- _Requirement_: Transcribe the records below exactly as they appear, omitting any pictures.

Data excerpts:
—————
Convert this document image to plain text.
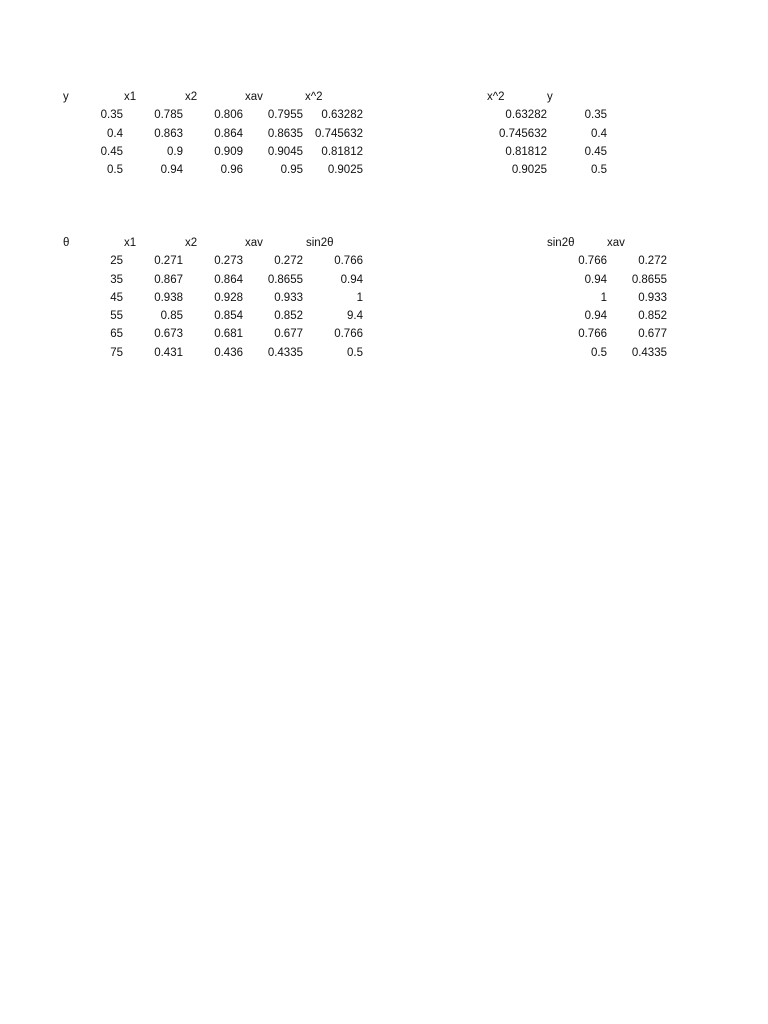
y	x1	x2	xav	x^2
0.35	0.785	0.806	0.7955	0.63282
0.4	0.863	0.864	0.8635	0.745632
0.45	0.9	0.909	0.9045	0.81812
0.5	0.94	0.96	0.95	0.9025
x^2	y
0.63282	0.35
0.745632	0.4
0.81812	0.45
0.9025	0.5
θ	x1	x2	xav	sin2θ
25	0.271	0.273	0.272	0.766
35	0.867	0.864	0.8655	0.94
45	0.938	0.928	0.933	1
55	0.85	0.854	0.852	9.4
65	0.673	0.681	0.677	0.766
75	0.431	0.436	0.4335	0.5
sin2θ	xav
0.766	0.272
0.94	0.8655
1	0.933
0.94	0.852
0.766	0.677
0.5	0.4335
—————
- _Result below_:
Convert this document image to plain text.
y	x1	x2	xav	x^2
0.35	0.785	0.806	0.7955	0.63282
0.4	0.863	0.864	0.8635	0.745632
0.45	0.9	0.909	0.9045	0.81812
0.5	0.94	0.96	0.95	0.9025
x^2	y
0.63282	0.35
0.745632	0.4
0.81812	0.45
0.9025	0.5
θ	x1	x2	xav	sin2θ
25	0.271	0.273	0.272	0.766
35	0.867	0.864	0.8655	0.94
45	0.938	0.928	0.933	1
55	0.85	0.854	0.852	9.4
65	0.673	0.681	0.677	0.766
75	0.431	0.436	0.4335	0.5
sin2θ	xav
0.766	0.272
0.94	0.8655
1	0.933
0.94	0.852
0.766	0.677
0.5	0.4335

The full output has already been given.